> EXERCISE BRIEF: What follows are records. Restate all of them word for word.

──────── DATA SUPPLIED ────────

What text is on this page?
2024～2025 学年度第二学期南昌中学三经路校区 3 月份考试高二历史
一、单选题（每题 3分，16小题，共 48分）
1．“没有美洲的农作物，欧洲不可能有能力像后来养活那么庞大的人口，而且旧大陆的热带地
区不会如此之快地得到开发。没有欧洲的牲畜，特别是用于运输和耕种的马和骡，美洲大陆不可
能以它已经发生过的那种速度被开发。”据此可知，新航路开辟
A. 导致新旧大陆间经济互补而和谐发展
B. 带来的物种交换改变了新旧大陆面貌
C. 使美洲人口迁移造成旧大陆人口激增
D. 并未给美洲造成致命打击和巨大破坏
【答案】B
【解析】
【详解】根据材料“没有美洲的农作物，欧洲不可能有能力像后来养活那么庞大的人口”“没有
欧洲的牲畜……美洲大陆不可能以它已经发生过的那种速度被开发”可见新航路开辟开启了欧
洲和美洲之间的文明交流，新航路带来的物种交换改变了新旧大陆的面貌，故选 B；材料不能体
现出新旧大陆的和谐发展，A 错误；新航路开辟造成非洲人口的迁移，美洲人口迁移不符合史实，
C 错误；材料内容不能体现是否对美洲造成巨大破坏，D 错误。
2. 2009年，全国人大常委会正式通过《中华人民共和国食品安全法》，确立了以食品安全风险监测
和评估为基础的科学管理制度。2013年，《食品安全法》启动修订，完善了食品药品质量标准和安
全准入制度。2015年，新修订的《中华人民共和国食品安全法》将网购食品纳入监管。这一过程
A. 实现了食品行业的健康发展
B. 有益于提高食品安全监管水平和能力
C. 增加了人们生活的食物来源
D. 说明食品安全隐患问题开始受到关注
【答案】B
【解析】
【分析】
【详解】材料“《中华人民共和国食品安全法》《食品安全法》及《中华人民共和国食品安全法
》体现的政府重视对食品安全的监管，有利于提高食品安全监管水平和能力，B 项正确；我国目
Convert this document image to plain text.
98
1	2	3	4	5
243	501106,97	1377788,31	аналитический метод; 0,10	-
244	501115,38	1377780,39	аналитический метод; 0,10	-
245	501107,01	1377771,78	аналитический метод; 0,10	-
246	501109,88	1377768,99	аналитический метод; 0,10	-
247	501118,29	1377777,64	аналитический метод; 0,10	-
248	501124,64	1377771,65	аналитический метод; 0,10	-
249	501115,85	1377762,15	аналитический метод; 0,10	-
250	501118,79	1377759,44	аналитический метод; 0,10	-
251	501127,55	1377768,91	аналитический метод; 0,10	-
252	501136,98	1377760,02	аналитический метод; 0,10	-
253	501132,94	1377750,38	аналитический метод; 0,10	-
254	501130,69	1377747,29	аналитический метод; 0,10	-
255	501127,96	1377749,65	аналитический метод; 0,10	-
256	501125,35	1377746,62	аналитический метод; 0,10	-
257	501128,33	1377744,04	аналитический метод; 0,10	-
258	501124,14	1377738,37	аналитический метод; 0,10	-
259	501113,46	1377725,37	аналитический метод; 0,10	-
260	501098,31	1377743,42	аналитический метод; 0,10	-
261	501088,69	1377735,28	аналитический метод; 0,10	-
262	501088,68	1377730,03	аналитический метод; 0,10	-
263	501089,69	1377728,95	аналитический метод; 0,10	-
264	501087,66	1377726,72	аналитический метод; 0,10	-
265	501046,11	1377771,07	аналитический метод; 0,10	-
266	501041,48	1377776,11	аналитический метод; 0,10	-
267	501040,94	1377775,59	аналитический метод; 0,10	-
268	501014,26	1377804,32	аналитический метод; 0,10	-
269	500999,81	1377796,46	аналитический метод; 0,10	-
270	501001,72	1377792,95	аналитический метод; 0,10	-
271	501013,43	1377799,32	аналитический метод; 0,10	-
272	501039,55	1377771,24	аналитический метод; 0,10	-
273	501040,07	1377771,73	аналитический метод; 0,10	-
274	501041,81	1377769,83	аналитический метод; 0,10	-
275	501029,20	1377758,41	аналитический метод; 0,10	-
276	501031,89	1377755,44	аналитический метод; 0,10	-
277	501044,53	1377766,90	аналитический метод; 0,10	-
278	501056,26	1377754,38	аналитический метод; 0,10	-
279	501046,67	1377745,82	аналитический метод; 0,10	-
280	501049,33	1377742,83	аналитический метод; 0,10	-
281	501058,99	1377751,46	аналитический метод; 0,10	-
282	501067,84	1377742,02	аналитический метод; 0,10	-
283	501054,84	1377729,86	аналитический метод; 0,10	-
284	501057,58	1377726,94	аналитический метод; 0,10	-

────────

> COMPLETE OUTPUT:
What text is on this page?
2024～2025 学年度第二学期南昌中学三经路校区 3 月份考试高二历史
一、单选题（每题 3分，16小题，共 48分）
1．“没有美洲的农作物，欧洲不可能有能力像后来养活那么庞大的人口，而且旧大陆的热带地
区不会如此之快地得到开发。没有欧洲的牲畜，特别是用于运输和耕种的马和骡，美洲大陆不可
能以它已经发生过的那种速度被开发。”据此可知，新航路开辟
A. 导致新旧大陆间经济互补而和谐发展
B. 带来的物种交换改变了新旧大陆面貌
C. 使美洲人口迁移造成旧大陆人口激增
D. 并未给美洲造成致命打击和巨大破坏
【答案】B
【解析】
【详解】根据材料“没有美洲的农作物，欧洲不可能有能力像后来养活那么庞大的人口”“没有
欧洲的牲畜……美洲大陆不可能以它已经发生过的那种速度被开发”可见新航路开辟开启了欧
洲和美洲之间的文明交流，新航路带来的物种交换改变了新旧大陆的面貌，故选 B；材料不能体
现出新旧大陆的和谐发展，A 错误；新航路开辟造成非洲人口的迁移，美洲人口迁移不符合史实，
C 错误；材料内容不能体现是否对美洲造成巨大破坏，D 错误。
2. 2009年，全国人大常委会正式通过《中华人民共和国食品安全法》，确立了以食品安全风险监测
和评估为基础的科学管理制度。2013年，《食品安全法》启动修订，完善了食品药品质量标准和安
全准入制度。2015年，新修订的《中华人民共和国食品安全法》将网购食品纳入监管。这一过程
A. 实现了食品行业的健康发展
B. 有益于提高食品安全监管水平和能力
C. 增加了人们生活的食物来源
D. 说明食品安全隐患问题开始受到关注
【答案】B
【解析】
【分析】
【详解】材料“《中华人民共和国食品安全法》《食品安全法》及《中华人民共和国食品安全法
》体现的政府重视对食品安全的监管，有利于提高食品安全监管水平和能力，B 项正确；我国目
Convert this document image to plain text.
98
1	2	3	4	5
243	501106,97	1377788,31	аналитический метод; 0,10	-
244	501115,38	1377780,39	аналитический метод; 0,10	-
245	501107,01	1377771,78	аналитический метод; 0,10	-
246	501109,88	1377768,99	аналитический метод; 0,10	-
247	501118,29	1377777,64	аналитический метод; 0,10	-
248	501124,64	1377771,65	аналитический метод; 0,10	-
249	501115,85	1377762,15	аналитический метод; 0,10	-
250	501118,79	1377759,44	аналитический метод; 0,10	-
251	501127,55	1377768,91	аналитический метод; 0,10	-
252	501136,98	1377760,02	аналитический метод; 0,10	-
253	501132,94	1377750,38	аналитический метод; 0,10	-
254	501130,69	1377747,29	аналитический метод; 0,10	-
255	501127,96	1377749,65	аналитический метод; 0,10	-
256	501125,35	1377746,62	аналитический метод; 0,10	-
257	501128,33	1377744,04	аналитический метод; 0,10	-
258	501124,14	1377738,37	аналитический метод; 0,10	-
259	501113,46	1377725,37	аналитический метод; 0,10	-
260	501098,31	1377743,42	аналитический метод; 0,10	-
261	501088,69	1377735,28	аналитический метод; 0,10	-
262	501088,68	1377730,03	аналитический метод; 0,10	-
263	501089,69	1377728,95	аналитический метод; 0,10	-
264	501087,66	1377726,72	аналитический метод; 0,10	-
265	501046,11	1377771,07	аналитический метод; 0,10	-
266	501041,48	1377776,11	аналитический метод; 0,10	-
267	501040,94	1377775,59	аналитический метод; 0,10	-
268	501014,26	1377804,32	аналитический метод; 0,10	-
269	500999,81	1377796,46	аналитический метод; 0,10	-
270	501001,72	1377792,95	аналитический метод; 0,10	-
271	501013,43	1377799,32	аналитический метод; 0,10	-
272	501039,55	1377771,24	аналитический метод; 0,10	-
273	501040,07	1377771,73	аналитический метод; 0,10	-
274	501041,81	1377769,83	аналитический метод; 0,10	-
275	501029,20	1377758,41	аналитический метод; 0,10	-
276	501031,89	1377755,44	аналитический метод; 0,10	-
277	501044,53	1377766,90	аналитический метод; 0,10	-
278	501056,26	1377754,38	аналитический метод; 0,10	-
279	501046,67	1377745,82	аналитический метод; 0,10	-
280	501049,33	1377742,83	аналитический метод; 0,10	-
281	501058,99	1377751,46	аналитический метод; 0,10	-
282	501067,84	1377742,02	аналитический метод; 0,10	-
283	501054,84	1377729,86	аналитический метод; 0,10	-
284	501057,58	1377726,94	аналитический метод; 0,10	-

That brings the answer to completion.